[BEGIN]

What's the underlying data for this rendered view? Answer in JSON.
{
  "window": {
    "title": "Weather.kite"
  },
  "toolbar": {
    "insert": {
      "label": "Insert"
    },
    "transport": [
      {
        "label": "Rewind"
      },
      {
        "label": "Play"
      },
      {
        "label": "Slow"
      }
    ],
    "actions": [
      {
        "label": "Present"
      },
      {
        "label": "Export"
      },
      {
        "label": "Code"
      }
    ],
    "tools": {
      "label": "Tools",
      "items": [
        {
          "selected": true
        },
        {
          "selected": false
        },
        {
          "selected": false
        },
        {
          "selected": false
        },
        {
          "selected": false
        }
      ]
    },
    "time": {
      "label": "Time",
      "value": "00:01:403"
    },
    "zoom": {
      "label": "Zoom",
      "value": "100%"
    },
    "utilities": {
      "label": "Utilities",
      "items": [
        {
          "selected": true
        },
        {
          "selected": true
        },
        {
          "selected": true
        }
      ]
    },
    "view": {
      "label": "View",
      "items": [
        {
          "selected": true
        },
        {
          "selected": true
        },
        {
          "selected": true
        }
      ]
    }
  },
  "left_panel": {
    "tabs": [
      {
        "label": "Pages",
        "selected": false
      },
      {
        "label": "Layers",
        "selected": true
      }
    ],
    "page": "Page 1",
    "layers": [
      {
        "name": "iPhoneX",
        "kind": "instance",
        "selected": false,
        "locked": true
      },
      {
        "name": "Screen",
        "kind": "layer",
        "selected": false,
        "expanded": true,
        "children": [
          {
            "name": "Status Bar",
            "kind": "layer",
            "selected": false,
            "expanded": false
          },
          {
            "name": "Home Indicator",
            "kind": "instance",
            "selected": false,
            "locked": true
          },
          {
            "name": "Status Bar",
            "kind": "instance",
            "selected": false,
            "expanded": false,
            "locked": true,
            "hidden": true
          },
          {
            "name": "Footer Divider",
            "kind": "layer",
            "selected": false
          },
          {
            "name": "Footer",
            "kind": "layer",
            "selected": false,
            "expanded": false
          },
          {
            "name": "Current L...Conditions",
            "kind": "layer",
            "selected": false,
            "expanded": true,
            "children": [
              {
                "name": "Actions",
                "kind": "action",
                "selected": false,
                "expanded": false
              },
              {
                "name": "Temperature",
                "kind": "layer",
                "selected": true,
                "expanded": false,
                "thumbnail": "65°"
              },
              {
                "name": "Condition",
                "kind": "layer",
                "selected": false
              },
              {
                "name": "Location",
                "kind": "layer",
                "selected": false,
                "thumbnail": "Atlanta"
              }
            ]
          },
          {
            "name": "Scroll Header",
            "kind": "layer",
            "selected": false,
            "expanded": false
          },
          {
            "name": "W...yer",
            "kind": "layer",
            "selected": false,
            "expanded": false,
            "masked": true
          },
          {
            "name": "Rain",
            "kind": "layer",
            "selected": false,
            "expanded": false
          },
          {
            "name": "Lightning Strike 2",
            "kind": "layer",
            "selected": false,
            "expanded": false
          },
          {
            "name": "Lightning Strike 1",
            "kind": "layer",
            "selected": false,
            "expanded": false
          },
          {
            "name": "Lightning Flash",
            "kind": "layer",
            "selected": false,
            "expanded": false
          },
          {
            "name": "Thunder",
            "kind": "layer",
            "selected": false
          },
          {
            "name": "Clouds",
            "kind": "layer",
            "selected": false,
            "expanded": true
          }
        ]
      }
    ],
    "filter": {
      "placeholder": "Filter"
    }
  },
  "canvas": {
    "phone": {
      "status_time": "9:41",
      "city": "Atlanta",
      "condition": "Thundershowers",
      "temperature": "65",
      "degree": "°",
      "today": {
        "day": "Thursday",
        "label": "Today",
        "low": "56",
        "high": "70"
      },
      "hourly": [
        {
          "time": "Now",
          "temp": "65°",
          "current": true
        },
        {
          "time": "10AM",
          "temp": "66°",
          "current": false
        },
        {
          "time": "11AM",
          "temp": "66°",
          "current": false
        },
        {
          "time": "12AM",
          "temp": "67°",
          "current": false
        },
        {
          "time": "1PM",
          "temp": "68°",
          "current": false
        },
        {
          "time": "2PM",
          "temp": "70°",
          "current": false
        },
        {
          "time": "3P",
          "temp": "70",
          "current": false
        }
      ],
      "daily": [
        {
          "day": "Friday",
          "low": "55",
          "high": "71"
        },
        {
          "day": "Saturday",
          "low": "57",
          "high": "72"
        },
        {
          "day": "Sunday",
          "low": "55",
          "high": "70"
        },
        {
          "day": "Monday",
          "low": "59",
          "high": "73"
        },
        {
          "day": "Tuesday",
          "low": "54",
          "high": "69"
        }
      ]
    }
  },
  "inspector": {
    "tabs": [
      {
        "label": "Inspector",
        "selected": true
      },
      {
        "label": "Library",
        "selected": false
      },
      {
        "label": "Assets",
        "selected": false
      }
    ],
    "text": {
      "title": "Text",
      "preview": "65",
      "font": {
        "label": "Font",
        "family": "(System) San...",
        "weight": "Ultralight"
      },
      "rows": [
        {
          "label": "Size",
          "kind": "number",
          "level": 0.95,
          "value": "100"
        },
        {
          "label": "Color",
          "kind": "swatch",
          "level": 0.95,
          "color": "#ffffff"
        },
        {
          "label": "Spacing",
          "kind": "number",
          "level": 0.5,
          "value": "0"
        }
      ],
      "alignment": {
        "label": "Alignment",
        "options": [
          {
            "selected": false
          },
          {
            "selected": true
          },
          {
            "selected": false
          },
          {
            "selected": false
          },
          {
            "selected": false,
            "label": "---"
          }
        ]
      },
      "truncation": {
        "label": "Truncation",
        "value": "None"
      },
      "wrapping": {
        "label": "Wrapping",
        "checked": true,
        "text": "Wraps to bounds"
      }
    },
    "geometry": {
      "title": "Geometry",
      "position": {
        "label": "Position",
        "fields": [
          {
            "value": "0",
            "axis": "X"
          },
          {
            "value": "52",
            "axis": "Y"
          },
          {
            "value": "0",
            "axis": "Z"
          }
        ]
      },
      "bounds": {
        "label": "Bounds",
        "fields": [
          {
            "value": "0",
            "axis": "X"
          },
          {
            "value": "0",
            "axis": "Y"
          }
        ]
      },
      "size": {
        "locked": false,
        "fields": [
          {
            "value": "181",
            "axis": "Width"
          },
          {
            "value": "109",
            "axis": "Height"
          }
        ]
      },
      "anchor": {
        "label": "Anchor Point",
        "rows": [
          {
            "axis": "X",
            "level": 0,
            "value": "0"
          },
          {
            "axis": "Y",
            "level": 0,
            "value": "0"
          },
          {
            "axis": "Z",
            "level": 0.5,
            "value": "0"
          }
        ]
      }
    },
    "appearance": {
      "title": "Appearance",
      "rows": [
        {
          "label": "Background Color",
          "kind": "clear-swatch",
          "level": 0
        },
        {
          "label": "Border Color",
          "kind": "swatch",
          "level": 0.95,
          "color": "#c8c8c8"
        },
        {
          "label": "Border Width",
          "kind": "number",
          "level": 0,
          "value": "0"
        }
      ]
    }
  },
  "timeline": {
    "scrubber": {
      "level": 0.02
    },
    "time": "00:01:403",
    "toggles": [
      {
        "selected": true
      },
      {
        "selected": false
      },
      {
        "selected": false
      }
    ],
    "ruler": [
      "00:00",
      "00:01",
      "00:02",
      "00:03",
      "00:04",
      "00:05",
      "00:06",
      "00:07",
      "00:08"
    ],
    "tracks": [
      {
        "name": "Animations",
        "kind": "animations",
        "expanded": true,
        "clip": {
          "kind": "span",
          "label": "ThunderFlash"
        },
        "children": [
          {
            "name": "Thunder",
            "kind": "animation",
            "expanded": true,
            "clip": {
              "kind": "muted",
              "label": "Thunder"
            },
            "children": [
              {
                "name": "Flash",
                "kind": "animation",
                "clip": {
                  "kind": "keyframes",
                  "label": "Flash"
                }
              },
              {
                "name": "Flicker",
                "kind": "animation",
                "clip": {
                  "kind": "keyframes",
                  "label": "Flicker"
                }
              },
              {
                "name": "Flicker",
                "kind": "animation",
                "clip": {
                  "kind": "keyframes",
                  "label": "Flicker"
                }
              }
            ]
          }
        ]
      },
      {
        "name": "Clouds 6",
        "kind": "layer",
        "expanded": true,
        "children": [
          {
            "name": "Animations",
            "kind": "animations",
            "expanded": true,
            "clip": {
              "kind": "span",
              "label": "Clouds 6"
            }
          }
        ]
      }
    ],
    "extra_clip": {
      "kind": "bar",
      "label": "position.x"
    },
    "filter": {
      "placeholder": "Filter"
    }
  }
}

[END]

_Task requirements_
Locate the string "locked" in the listing above and copy every line where it occurs.

_Output for this task_
        "locked": true
            "locked": true
            "locked": true,
        "locked": false,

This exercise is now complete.